» Text shown
How to change KP_detector and dense_motion parameters to train on Higher resolution?

stark-akib commented 4 years ago

Hello @AliaksandrSiarohin . First of all, congratulations on the great work and thank you for sharing the repository.

I'm planning to train the model to generate higher resolution output (such as 512x512, 1024x1024). I would really appreciate your insight on my approach.

You mentioned here #14

Currently keypoint detector and dense-motion net operate on 64x64 images

Do I need to change this behavior for better motion transfer performance (while training on higher resolution)? How would you suggest doing it?

Looking forward to hearing from you. :)

AliaksandrSiarohin commented 4 years ago

Hi @stark-akib, I don't have a receipt here, you should try and see for yourself. I would try first to use 64x64 resolution for keypoint detector and dense-motion (use scale_factor = 0.125 and 0.0625 for resolution 512 and 1024 respectively), in case you will see that keypoints is not accurate increase the resolution for keypoint detector, in case you will see that deformations need to be more precise increase resolution for dense motion.

stark-akib commented 4 years ago

Thank you @AliaksandrSiarohin for the direction. How can I increase the resolution for the Keypoint detector & Dense motion model?

For say, If I want to increase the Keypoint detector's resolution to 256x256, do I only change the scale_factor to 0.5 for 512x512 resolution input? Or do I need to change any other parameters, functions or files?

AliaksandrSiarohin commented 4 years ago

Yes just change scale_factor

stark-akib commented 4 years ago

Great. Thank you.

Another quick question, I want to preprocess both VoxCeleb1 and VoxCeleb2 dataset. As you have mentioned in the Video_preprocessing page

Note .png format take aproximatly 300GB.

Does VoxCeleb1 require approx 300GB space for preprocessing? Then how much space will VoxCeleb2 require (as it has more data than VoxCeleb1) for preprocessing?

AliaksandrSiarohin commented 4 years ago

No idea, never download it entirely.

stark-akib commented 4 years ago

Okay. Thank you again.

stark-akib commented 4 years ago

Hello @AliaksandrSiarohin

I'm gonna start the training on VoxCeleb1 at 512x512. As you mentioned here I'm looking for a similar training time as I have 4 NVIDIA Tesla V100 GPUs.

Can you help me specify how much storage will be needed to complete the training process?
Will 1-2TB storage suffice(considering the intermediate files generated while training)?

Also, when should the training terminate? Is 1000 epoch is enough (as stated in the YAML file)?

AliaksandrSiarohin commented 4 years ago

Vox celeb in png format is 300Gb, 300Gb x 4 is 1200Gb. Intermediate files consume less than several Gb. 1000 epochs? Guess should be 100.

» Given data
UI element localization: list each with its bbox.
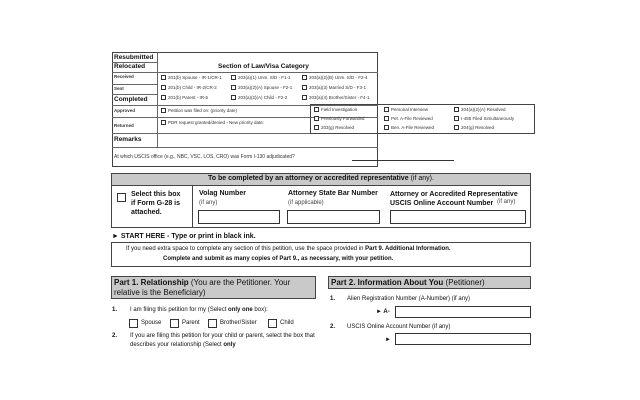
...
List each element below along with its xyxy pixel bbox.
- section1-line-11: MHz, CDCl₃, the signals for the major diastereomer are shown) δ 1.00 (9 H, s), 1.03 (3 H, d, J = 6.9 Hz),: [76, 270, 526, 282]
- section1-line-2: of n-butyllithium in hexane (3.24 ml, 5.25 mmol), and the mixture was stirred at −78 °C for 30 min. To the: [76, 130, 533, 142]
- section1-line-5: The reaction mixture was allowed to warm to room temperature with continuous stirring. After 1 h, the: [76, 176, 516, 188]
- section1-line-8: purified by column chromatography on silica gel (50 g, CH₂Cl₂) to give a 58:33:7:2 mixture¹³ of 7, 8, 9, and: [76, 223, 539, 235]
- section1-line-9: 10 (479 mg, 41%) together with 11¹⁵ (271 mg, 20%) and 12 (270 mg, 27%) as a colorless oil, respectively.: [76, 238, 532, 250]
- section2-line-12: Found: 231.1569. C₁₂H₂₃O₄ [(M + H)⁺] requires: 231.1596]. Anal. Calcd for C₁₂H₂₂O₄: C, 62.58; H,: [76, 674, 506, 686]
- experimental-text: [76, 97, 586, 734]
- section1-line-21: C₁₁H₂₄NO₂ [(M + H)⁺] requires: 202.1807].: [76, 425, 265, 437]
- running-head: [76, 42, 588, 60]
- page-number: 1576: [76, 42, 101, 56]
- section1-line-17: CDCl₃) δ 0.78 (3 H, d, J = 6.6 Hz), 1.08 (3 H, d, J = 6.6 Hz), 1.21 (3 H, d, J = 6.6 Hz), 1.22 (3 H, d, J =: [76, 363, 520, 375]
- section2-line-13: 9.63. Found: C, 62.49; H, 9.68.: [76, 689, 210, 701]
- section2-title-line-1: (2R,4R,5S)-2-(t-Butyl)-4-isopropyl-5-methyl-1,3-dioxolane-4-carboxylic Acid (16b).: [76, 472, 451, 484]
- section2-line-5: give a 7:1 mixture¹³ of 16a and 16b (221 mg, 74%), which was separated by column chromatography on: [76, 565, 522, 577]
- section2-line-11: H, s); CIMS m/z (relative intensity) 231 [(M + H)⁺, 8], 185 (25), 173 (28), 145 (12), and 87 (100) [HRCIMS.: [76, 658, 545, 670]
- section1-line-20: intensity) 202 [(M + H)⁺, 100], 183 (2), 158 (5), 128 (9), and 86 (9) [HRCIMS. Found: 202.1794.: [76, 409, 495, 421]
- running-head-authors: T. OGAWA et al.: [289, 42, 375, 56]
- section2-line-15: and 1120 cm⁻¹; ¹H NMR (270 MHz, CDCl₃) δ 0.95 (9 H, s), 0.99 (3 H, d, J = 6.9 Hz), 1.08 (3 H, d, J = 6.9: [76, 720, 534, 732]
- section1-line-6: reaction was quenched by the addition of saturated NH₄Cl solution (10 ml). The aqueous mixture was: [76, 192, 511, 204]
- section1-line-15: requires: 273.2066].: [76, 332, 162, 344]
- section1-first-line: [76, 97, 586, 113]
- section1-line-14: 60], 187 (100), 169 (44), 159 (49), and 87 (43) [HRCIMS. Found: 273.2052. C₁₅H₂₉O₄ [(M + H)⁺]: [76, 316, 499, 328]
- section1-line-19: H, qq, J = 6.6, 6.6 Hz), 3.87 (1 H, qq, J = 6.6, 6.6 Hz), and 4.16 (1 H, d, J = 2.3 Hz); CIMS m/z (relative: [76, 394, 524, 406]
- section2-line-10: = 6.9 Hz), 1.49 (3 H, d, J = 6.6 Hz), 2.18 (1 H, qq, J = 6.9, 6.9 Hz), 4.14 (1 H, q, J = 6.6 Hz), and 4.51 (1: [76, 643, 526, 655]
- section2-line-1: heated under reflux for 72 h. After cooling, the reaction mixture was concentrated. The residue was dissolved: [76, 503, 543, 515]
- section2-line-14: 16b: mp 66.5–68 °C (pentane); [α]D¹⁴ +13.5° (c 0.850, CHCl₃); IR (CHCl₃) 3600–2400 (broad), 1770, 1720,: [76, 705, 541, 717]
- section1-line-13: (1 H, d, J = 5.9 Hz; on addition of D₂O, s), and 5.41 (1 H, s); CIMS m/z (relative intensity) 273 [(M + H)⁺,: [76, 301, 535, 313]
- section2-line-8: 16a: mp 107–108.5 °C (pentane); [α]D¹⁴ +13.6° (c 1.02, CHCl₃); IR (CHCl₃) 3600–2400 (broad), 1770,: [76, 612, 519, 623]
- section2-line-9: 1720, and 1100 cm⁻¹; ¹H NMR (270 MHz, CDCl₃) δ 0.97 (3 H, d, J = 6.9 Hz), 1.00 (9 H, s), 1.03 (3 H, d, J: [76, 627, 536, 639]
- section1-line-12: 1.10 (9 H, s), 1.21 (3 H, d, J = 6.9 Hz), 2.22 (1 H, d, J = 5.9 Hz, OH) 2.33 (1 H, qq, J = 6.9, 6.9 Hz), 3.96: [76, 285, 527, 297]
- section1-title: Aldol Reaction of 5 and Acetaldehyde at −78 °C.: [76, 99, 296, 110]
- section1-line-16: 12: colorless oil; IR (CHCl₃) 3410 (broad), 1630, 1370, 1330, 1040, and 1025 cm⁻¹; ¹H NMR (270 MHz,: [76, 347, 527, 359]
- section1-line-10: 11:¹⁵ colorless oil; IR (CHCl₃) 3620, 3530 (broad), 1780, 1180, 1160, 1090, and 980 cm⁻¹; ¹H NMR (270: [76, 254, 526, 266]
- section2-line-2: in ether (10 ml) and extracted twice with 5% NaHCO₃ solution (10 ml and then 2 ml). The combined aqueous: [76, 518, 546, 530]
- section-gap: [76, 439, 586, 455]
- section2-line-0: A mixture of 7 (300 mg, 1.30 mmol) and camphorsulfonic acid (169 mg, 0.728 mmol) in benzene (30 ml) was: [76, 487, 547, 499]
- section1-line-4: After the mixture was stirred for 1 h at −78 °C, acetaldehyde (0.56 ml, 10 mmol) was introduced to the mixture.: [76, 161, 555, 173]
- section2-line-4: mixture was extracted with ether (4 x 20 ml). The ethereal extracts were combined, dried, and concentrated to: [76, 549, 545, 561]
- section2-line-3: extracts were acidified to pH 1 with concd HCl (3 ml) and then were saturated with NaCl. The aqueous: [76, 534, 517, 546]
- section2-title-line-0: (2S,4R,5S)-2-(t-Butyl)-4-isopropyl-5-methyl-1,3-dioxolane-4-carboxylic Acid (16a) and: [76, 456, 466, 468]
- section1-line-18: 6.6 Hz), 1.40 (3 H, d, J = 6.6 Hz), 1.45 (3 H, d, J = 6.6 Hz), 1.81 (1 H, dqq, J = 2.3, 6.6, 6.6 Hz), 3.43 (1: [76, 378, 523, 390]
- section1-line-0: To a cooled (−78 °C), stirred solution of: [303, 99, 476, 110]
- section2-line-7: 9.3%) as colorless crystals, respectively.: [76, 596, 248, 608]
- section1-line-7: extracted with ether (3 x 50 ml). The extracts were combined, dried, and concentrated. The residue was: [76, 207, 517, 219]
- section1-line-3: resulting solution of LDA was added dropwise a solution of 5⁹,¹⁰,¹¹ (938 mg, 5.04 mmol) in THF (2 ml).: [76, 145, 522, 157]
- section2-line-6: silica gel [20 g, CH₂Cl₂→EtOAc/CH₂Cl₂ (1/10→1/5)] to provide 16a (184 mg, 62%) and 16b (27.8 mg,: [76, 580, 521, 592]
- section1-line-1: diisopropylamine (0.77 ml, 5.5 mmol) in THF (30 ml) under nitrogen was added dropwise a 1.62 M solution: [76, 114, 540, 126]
...
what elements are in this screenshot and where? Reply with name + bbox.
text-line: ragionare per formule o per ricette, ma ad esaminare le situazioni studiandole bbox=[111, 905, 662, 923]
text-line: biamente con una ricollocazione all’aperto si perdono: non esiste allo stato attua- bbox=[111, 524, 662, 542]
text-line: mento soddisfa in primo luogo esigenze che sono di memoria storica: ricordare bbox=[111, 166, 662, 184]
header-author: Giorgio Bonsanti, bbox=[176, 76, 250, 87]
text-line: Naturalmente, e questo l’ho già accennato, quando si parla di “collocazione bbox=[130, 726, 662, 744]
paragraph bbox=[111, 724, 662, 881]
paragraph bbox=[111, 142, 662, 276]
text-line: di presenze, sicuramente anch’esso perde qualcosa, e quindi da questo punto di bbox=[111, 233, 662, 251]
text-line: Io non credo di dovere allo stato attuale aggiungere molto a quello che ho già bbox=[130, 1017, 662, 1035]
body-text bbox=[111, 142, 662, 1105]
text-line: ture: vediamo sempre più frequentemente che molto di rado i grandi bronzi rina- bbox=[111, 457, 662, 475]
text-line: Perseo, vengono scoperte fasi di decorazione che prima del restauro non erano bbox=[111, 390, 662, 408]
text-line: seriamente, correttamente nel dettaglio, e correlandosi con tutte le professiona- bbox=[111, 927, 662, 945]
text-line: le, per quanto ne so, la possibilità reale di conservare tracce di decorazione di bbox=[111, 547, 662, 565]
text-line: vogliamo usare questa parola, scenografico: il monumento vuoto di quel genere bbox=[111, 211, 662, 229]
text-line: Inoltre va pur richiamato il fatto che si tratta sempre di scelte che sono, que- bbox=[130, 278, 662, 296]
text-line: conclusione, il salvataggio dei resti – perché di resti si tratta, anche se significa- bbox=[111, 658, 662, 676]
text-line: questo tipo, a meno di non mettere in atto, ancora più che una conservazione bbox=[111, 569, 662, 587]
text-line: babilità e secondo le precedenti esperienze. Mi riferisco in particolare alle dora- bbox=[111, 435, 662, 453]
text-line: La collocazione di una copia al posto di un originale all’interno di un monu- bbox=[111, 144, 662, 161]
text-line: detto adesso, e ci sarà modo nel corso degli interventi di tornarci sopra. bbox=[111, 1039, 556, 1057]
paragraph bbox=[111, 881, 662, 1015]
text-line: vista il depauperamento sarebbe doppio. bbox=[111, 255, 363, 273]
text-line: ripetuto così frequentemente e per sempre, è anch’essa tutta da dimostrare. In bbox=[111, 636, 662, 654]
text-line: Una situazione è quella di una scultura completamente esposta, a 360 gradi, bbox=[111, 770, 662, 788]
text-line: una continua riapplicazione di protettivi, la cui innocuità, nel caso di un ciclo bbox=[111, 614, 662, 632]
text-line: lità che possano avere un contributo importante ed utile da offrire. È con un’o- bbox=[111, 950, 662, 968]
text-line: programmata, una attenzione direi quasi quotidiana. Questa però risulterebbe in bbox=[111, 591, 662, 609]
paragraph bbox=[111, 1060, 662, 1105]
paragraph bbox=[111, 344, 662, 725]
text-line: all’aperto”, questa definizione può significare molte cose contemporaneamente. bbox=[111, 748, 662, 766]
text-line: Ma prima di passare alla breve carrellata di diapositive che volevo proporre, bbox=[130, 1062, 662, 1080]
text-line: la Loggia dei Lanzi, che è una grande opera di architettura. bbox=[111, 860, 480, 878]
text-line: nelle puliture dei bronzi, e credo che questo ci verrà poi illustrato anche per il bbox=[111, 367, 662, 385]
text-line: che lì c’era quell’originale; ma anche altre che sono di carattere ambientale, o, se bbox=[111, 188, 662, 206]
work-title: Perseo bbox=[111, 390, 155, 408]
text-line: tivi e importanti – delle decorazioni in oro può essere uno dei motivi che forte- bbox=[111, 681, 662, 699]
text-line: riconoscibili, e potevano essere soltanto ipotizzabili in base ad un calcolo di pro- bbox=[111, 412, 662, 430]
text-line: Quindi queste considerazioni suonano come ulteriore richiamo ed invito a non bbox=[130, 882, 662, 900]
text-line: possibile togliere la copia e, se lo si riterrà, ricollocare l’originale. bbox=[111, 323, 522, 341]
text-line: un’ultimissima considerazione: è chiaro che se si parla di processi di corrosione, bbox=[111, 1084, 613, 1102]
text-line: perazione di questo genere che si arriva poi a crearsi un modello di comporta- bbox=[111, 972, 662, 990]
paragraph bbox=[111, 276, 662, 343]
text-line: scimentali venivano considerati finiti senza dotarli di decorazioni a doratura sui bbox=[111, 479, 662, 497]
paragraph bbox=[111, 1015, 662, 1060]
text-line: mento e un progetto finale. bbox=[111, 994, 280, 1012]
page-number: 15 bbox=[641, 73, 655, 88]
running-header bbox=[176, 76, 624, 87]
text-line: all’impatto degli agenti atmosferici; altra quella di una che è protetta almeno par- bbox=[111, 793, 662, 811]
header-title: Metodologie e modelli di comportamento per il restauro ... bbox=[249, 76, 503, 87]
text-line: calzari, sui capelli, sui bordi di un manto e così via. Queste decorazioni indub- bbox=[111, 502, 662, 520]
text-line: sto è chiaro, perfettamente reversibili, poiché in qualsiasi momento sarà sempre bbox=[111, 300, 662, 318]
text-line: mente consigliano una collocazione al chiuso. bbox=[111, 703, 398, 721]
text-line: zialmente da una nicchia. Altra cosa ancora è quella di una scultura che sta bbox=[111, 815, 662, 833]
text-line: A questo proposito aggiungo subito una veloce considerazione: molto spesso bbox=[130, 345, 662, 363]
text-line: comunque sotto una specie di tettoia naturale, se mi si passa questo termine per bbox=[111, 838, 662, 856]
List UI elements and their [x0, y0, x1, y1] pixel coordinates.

» Problems
• a. Answer from the forum thread on training at higher resolution:
(i) What scale_factor is suggested for a resolution of 1024?
(ii) How many GPUs, and of what kind, does stark-akib have for training?
(iii) How large is VoxCeleb in png format, according to the last reply?
• b. Continue the forum thread on training at higher resolution, picking up after its last reply.
The listing above comes from a different source than the forum thread.

» Results for the exercise
• a.
(i) 0.0625
(ii) Four NVIDIA Tesla V100 GPUs
(iii) 300Gb

• b.
stark-akib commented 4 years ago

Great. I'll change the parameters accordingly. Thank you.

newExplore-hash commented 4 years ago

@AliaksandrSiarohin hi, for VoxCeleb Dataset if i want to replace yours KP_detector with existing keypoint detector, such as dlib, what should i do? i have no idea how to handle jacobian_map.

stark-akib commented 4 years ago

@AliaksandrSiarohin

Hello, Just giving an update on the Voxceleb1 preprocessing. The 512x512 preprocessing of VoxCeleb1 took around 870GB space for .png format. So, the required storage for training would be 900GB x 4 = 3.6 TB.

AliaksandrSiarohin commented 4 years ago

Why? Training don't need additional space. x4 was an estimate for 512x512 space occupancy. Because 512 image is roughly 4 times larger.

stark-akib commented 4 years ago

Sorry, I mistook it as a parallel multiplier. The preprocessing I have performed contains 18,671 folders in "train" and 510 folders in "test" folder. The rest of the videos are either showing a broken link or skipped message in the console. I guess no additional space is needed to train then. Thank you.

AliaksandrSiarohin commented 4 years ago

I guess you may need to filter out low resolution videos. So to create vox-metadata.csv I used all the videos where size of the bbox was greater than 256. You can infer size of the bbox from bbox parameter in vox-metadata.csv.

stark-akib commented 4 years ago

Thank you for the tip. I'll have a look.

stark-akib commented 4 years ago

@AliaksandrSiarohin Just a quick question. What's the difference between "vox-adv-256.yaml" and "vox-256.yaml"? The parameter such as use_kp: True and sn: True what is the difference?

Also, what's the use of epoch_milestones: [60, 90]?

AliaksandrSiarohin commented 4 years ago

1) vox-adv is with adversarial loss 2) use_kp add key-points heatmaps to discriminator. 3) sn - spectral normalization 4) epoch_milestones is epochs at which learning rate dropped.

stark-akib commented 4 years ago

Thank you. Which one you would suggest using as the config file? "vox-adv-256.yaml" and "vox-256.yaml"? ( Considering that I will only change the frame_shape and scale factors for 512x512)

AliaksandrSiarohin commented 4 years ago

Without adversarial it is more stable.

stark-akib commented 4 years ago

Thank you for your insight.

stark-akib commented 4 years ago

Hello @AliaksandrSiarohin ,

I've started the training using the following command. CUDA_VISIBLE_DEVICES=0,1,2,3 python run.py --config config/vox-adv-512.yaml --device_ids 0,1,2,3

After 15 seconds, this error is occurring. Can you help me find the problem? I'm using batch size 40, but still getting the OOM error.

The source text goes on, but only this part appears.